WHAT IS NEEDED: Return the data below exactly as given, except for the images.

====== RECORDS SHOWN

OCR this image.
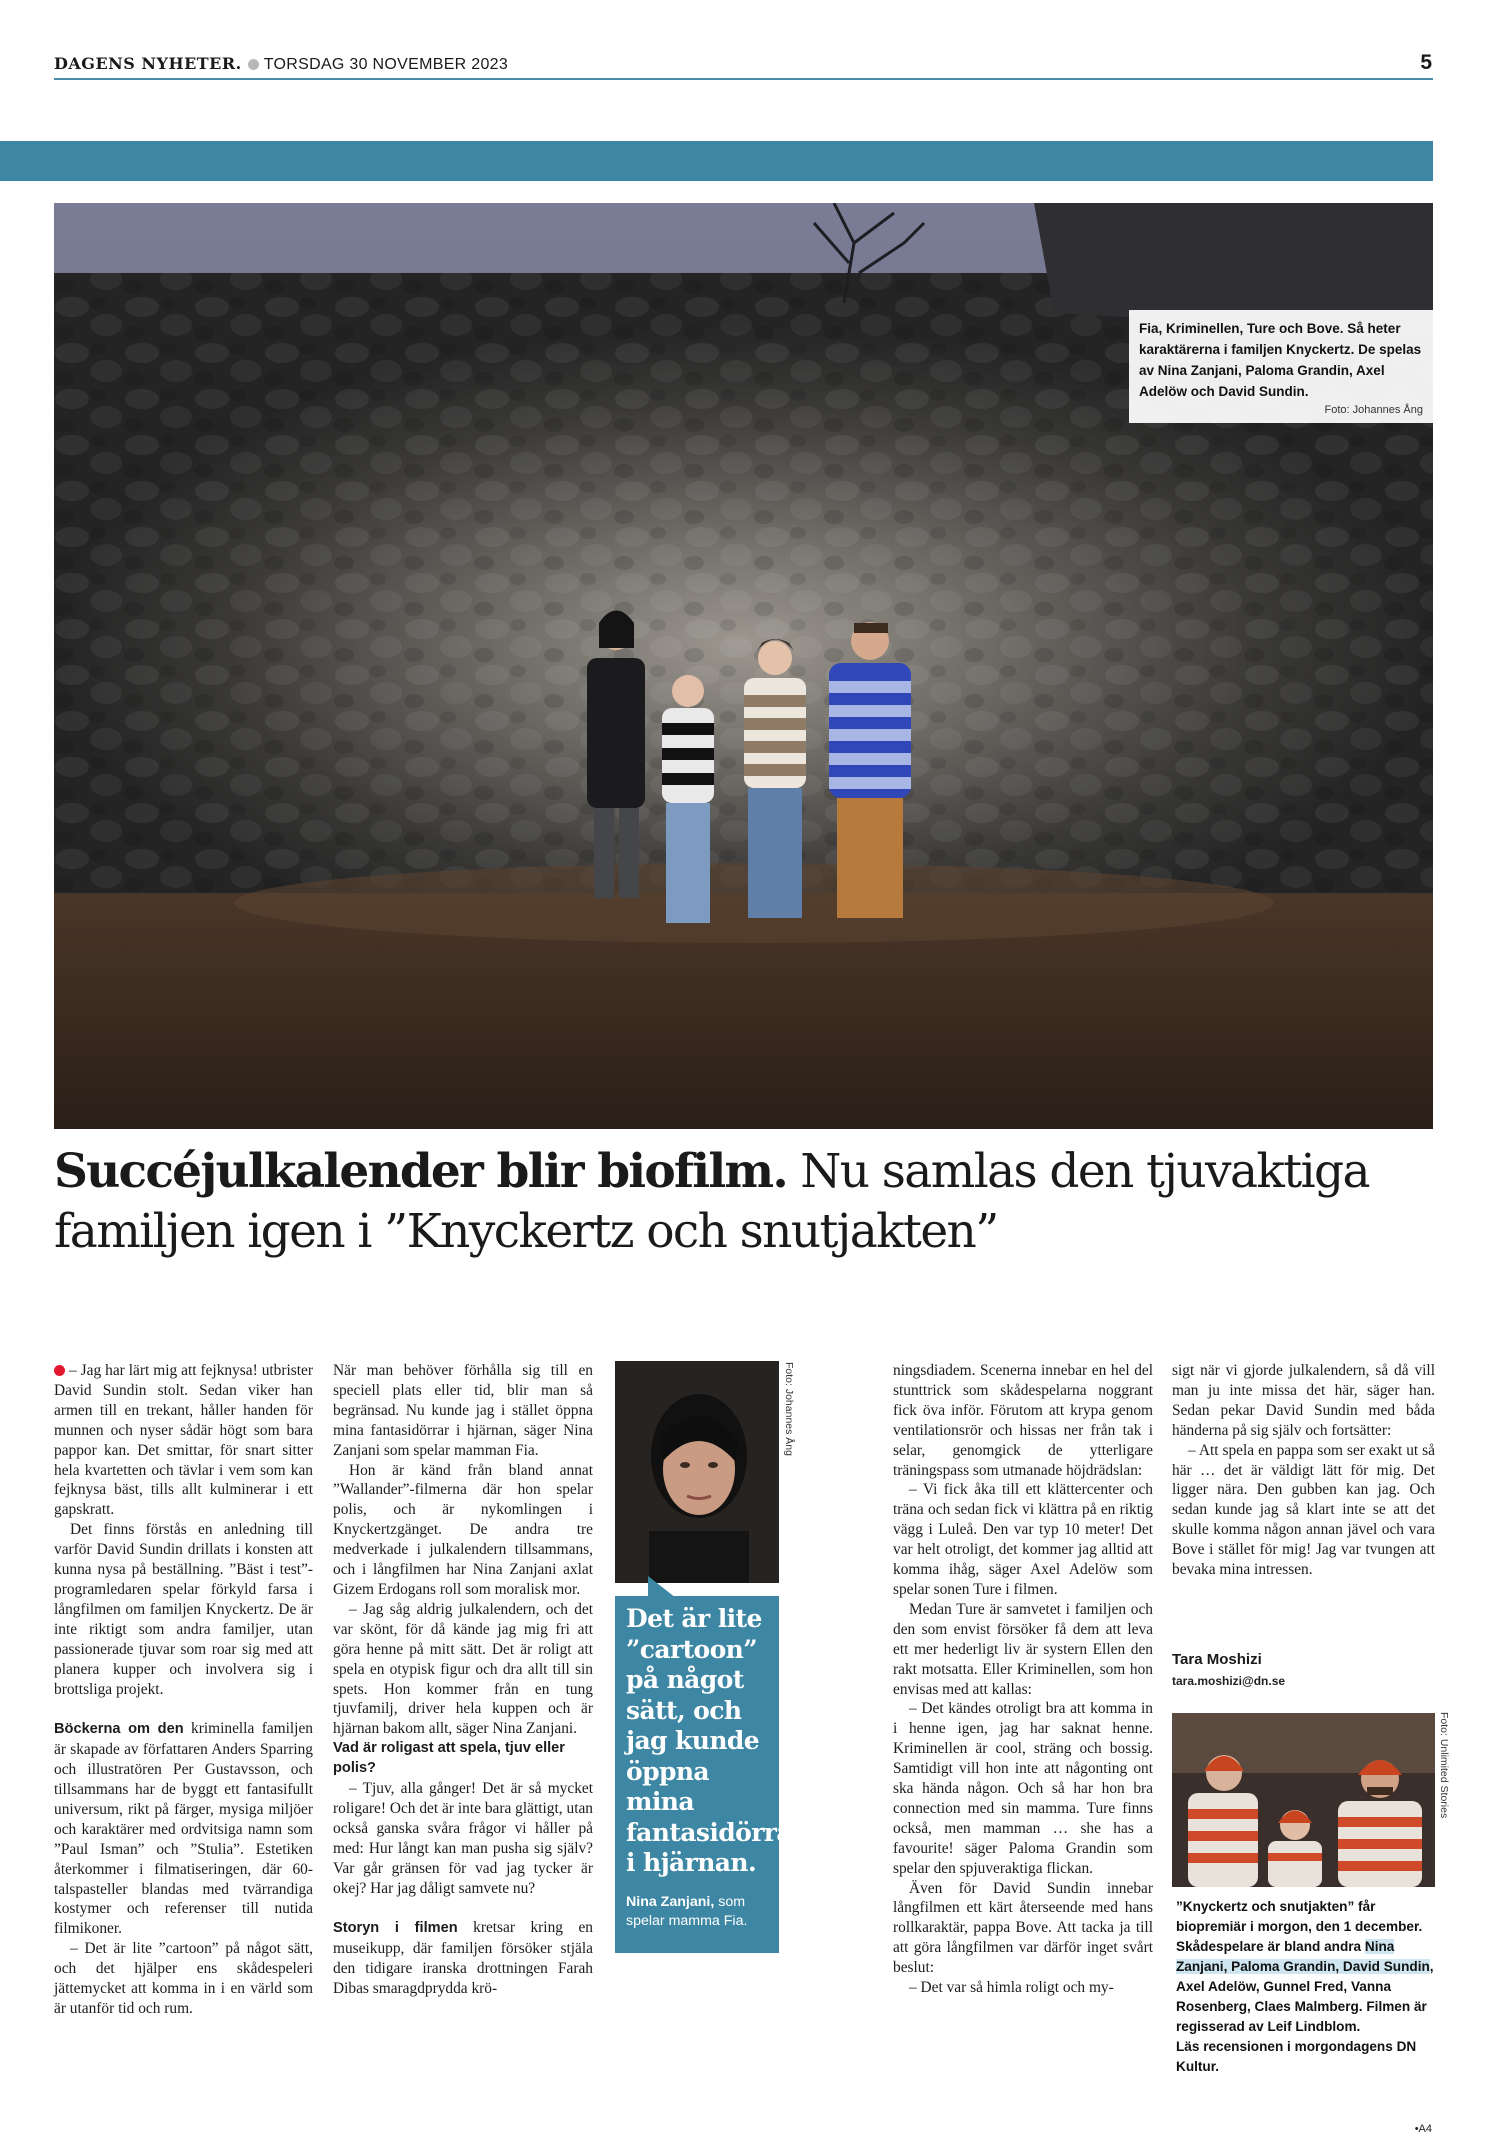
DAGENS NYHETER. TORSDAG 30 NOVEMBER 2023	5
Fia, Kriminellen, Ture och Bove. Så heter karaktärerna i familjen Knyckertz. De spelas av Nina Zanjani, Paloma Grandin, Axel Adelöw och David Sundin.
Foto: Johannes Ång
Succéjulkalender blir biofilm. Nu samlas den tjuvaktiga familjen igen i ”Knyckertz och snutjakten”

– Jag har lärt mig att fejknysa! utbrister David Sundin stolt. Sedan viker han armen till en trekant, håller handen för munnen och nyser sådär högt som bara pappor kan. Det smittar, för snart sitter hela kvartetten och tävlar i vem som kan fejknysa bäst, tills allt kulminerar i ett gapskratt.

Det finns förstås en anledning till varför David Sundin drillats i konsten att kunna nysa på beställning. ”Bäst i test”-programledaren spelar förkyld farsa i långfilmen om familjen Knyckertz. De är inte riktigt som andra familjer, utan passionerade tjuvar som roar sig med att planera kupper och involvera sig i brottsliga projekt.

Böckerna om den kriminella familjen är skapade av författaren Anders Sparring och illustratören Per Gustavsson, och tillsammans har de byggt ett fantasifullt universum, rikt på färger, mysiga miljöer och karaktärer med ordvitsiga namn som ”Paul Isman” och ”Stulia”. Estetiken återkommer i filmatiseringen, där 60-talspasteller blandas med tvärrandiga kostymer och referenser till nutida filmikoner.

– Det är lite ”cartoon” på något sätt, och det hjälper ens skådespeleri jättemycket att komma in i en värld som är utanför tid och rum.

När man behöver förhålla sig till en speciell plats eller tid, blir man så begränsad. Nu kunde jag i stället öppna mina fantasidörrar i hjärnan, säger Nina Zanjani som spelar mamman Fia.

Hon är känd från bland annat ”Wallander”-filmerna där hon spelar polis, och är nykomlingen i Knyckertzgänget. De andra tre medverkade i julkalendern tillsammans, och i långfilmen har Nina Zanjani axlat Gizem Erdogans roll som moralisk mor.

– Jag såg aldrig julkalendern, och det var skönt, för då kände jag mig fri att göra henne på mitt sätt. Det är roligt att spela en otypisk figur och dra allt till sin spets. Hon kommer från en tung tjuvfamilj, driver hela kuppen och är hjärnan bakom allt, säger Nina Zanjani.

Vad är roligast att spela, tjuv eller polis?

– Tjuv, alla gånger! Det är så mycket roligare! Och det är inte bara glättigt, utan också ganska svåra frågor vi håller på med: Hur långt kan man pusha sig själv? Var går gränsen för vad jag tycker är okej? Har jag dåligt samvete nu?

Storyn i filmen kretsar kring en museikupp, där familjen försöker stjäla den tidigare iranska drottningen Farah Dibas smaragdprydda krö-

Foto: Johannes Ång
Det är lite ”cartoon” på något sätt, och jag kunde öppna mina fantasidörrar i hjärnan.
Nina Zanjani, som spelar mamma Fia.

ningsdiadem. Scenerna innebar en hel del stunttrick som skådespelarna noggrant fick öva inför. Förutom att krypa genom ventilationsrör och hissas ner från tak i selar, genomgick de ytterligare träningspass som utmanade höjdrädslan:

– Vi fick åka till ett klättercenter och träna och sedan fick vi klättra på en riktig vägg i Luleå. Den var typ 10 meter! Det var helt otroligt, det kommer jag alltid att komma ihåg, säger Axel Adelöw som spelar sonen Ture i filmen.

Medan Ture är samvetet i familjen och den som envist försöker få dem att leva ett mer hederligt liv är systern Ellen den rakt motsatta. Eller Kriminellen, som hon envisas med att kallas:

– Det kändes otroligt bra att komma in i henne igen, jag har saknat henne. Kriminellen är cool, sträng och bossig. Samtidigt vill hon inte att någonting ont ska hända någon. Och så har hon bra connection med sin mamma. Ture finns också, men mamman … she has a favourite! säger Paloma Grandin som spelar den spjuveraktiga flickan.

Även för David Sundin innebar långfilmen ett kärt återseende med hans rollkaraktär, pappa Bove. Att tacka ja till att göra långfilmen var därför inget svårt beslut:

– Det var så himla roligt och my-

sigt när vi gjorde julkalendern, så då vill man ju inte missa det här, säger han. Sedan pekar David Sundin med båda händerna på sig själv och fortsätter:

– Att spela en pappa som ser exakt ut så här … det är väldigt lätt för mig. Det ligger nära. Den gubben kan jag. Och sedan kunde jag så klart inte se att det skulle komma någon annan jävel och vara Bove i stället för mig! Jag var tvungen att bevaka mina intressen.

Tara Moshizi
tara.moshizi@dn.se
Foto: Unlimited Stories
”Knyckertz och snutjakten” får biopremiär i morgon, den 1 december. Skådespelare är bland andra Nina Zanjani, Paloma Grandin, David Sundin, Axel Adelöw, Gunnel Fred, Vanna Rosenberg, Claes Malmberg. Filmen är regisserad av Leif Lindblom.
Läs recensionen i morgondagens DN Kultur.
•A4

============

RESULT:
OCR this image.
DAGENS NYHETER. TORSDAG 30 NOVEMBER 2023	5
Fia, Kriminellen, Ture och Bove. Så heter karaktärerna i familjen Knyckertz. De spelas av Nina Zanjani, Paloma Grandin, Axel Adelöw och David Sundin.
Foto: Johannes Ång
Succéjulkalender blir biofilm. Nu samlas den tjuvaktiga familjen igen i ”Knyckertz och snutjakten”

– Jag har lärt mig att fejknysa! utbrister David Sundin stolt. Sedan viker han armen till en trekant, håller handen för munnen och nyser sådär högt som bara pappor kan. Det smittar, för snart sitter hela kvartetten och tävlar i vem som kan fejknysa bäst, tills allt kulminerar i ett gapskratt.

Det finns förstås en anledning till varför David Sundin drillats i konsten att kunna nysa på beställning. ”Bäst i test”-programledaren spelar förkyld farsa i långfilmen om familjen Knyckertz. De är inte riktigt som andra familjer, utan passionerade tjuvar som roar sig med att planera kupper och involvera sig i brottsliga projekt.

Böckerna om den kriminella familjen är skapade av författaren Anders Sparring och illustratören Per Gustavsson, och tillsammans har de byggt ett fantasifullt universum, rikt på färger, mysiga miljöer och karaktärer med ordvitsiga namn som ”Paul Isman” och ”Stulia”. Estetiken återkommer i filmatiseringen, där 60-talspasteller blandas med tvärrandiga kostymer och referenser till nutida filmikoner.

– Det är lite ”cartoon” på något sätt, och det hjälper ens skådespeleri jättemycket att komma in i en värld som är utanför tid och rum.

När man behöver förhålla sig till en speciell plats eller tid, blir man så begränsad. Nu kunde jag i stället öppna mina fantasidörrar i hjärnan, säger Nina Zanjani som spelar mamman Fia.

Hon är känd från bland annat ”Wallander”-filmerna där hon spelar polis, och är nykomlingen i Knyckertzgänget. De andra tre medverkade i julkalendern tillsammans, och i långfilmen har Nina Zanjani axlat Gizem Erdogans roll som moralisk mor.

– Jag såg aldrig julkalendern, och det var skönt, för då kände jag mig fri att göra henne på mitt sätt. Det är roligt att spela en otypisk figur och dra allt till sin spets. Hon kommer från en tung tjuvfamilj, driver hela kuppen och är hjärnan bakom allt, säger Nina Zanjani.

Vad är roligast att spela, tjuv eller polis?

– Tjuv, alla gånger! Det är så mycket roligare! Och det är inte bara glättigt, utan också ganska svåra frågor vi håller på med: Hur långt kan man pusha sig själv? Var går gränsen för vad jag tycker är okej? Har jag dåligt samvete nu?

Storyn i filmen kretsar kring en museikupp, där familjen försöker stjäla den tidigare iranska drottningen Farah Dibas smaragdprydda krö-

Foto: Johannes Ång
Det är lite ”cartoon” på något sätt, och jag kunde öppna mina fantasidörrar i hjärnan.
Nina Zanjani, som spelar mamma Fia.

ningsdiadem. Scenerna innebar en hel del stunttrick som skådespelarna noggrant fick öva inför. Förutom att krypa genom ventilationsrör och hissas ner från tak i selar, genomgick de ytterligare träningspass som utmanade höjdrädslan:

– Vi fick åka till ett klättercenter och träna och sedan fick vi klättra på en riktig vägg i Luleå. Den var typ 10 meter! Det var helt otroligt, det kommer jag alltid att komma ihåg, säger Axel Adelöw som spelar sonen Ture i filmen.

Medan Ture är samvetet i familjen och den som envist försöker få dem att leva ett mer hederligt liv är systern Ellen den rakt motsatta. Eller Kriminellen, som hon envisas med att kallas:

– Det kändes otroligt bra att komma in i henne igen, jag har saknat henne. Kriminellen är cool, sträng och bossig. Samtidigt vill hon inte att någonting ont ska hända någon. Och så har hon bra connection med sin mamma. Ture finns också, men mamman … she has a favourite! säger Paloma Grandin som spelar den spjuveraktiga flickan.

Även för David Sundin innebar långfilmen ett kärt återseende med hans rollkaraktär, pappa Bove. Att tacka ja till att göra långfilmen var därför inget svårt beslut:

– Det var så himla roligt och my-

sigt när vi gjorde julkalendern, så då vill man ju inte missa det här, säger han. Sedan pekar David Sundin med båda händerna på sig själv och fortsätter:

– Att spela en pappa som ser exakt ut så här … det är väldigt lätt för mig. Det ligger nära. Den gubben kan jag. Och sedan kunde jag så klart inte se att det skulle komma någon annan jävel och vara Bove i stället för mig! Jag var tvungen att bevaka mina intressen.

Tara Moshizi
tara.moshizi@dn.se
Foto: Unlimited Stories
”Knyckertz och snutjakten” får biopremiär i morgon, den 1 december. Skådespelare är bland andra Nina Zanjani, Paloma Grandin, David Sundin, Axel Adelöw, Gunnel Fred, Vanna Rosenberg, Claes Malmberg. Filmen är regisserad av Leif Lindblom.
Läs recensionen i morgondagens DN Kultur.
•A4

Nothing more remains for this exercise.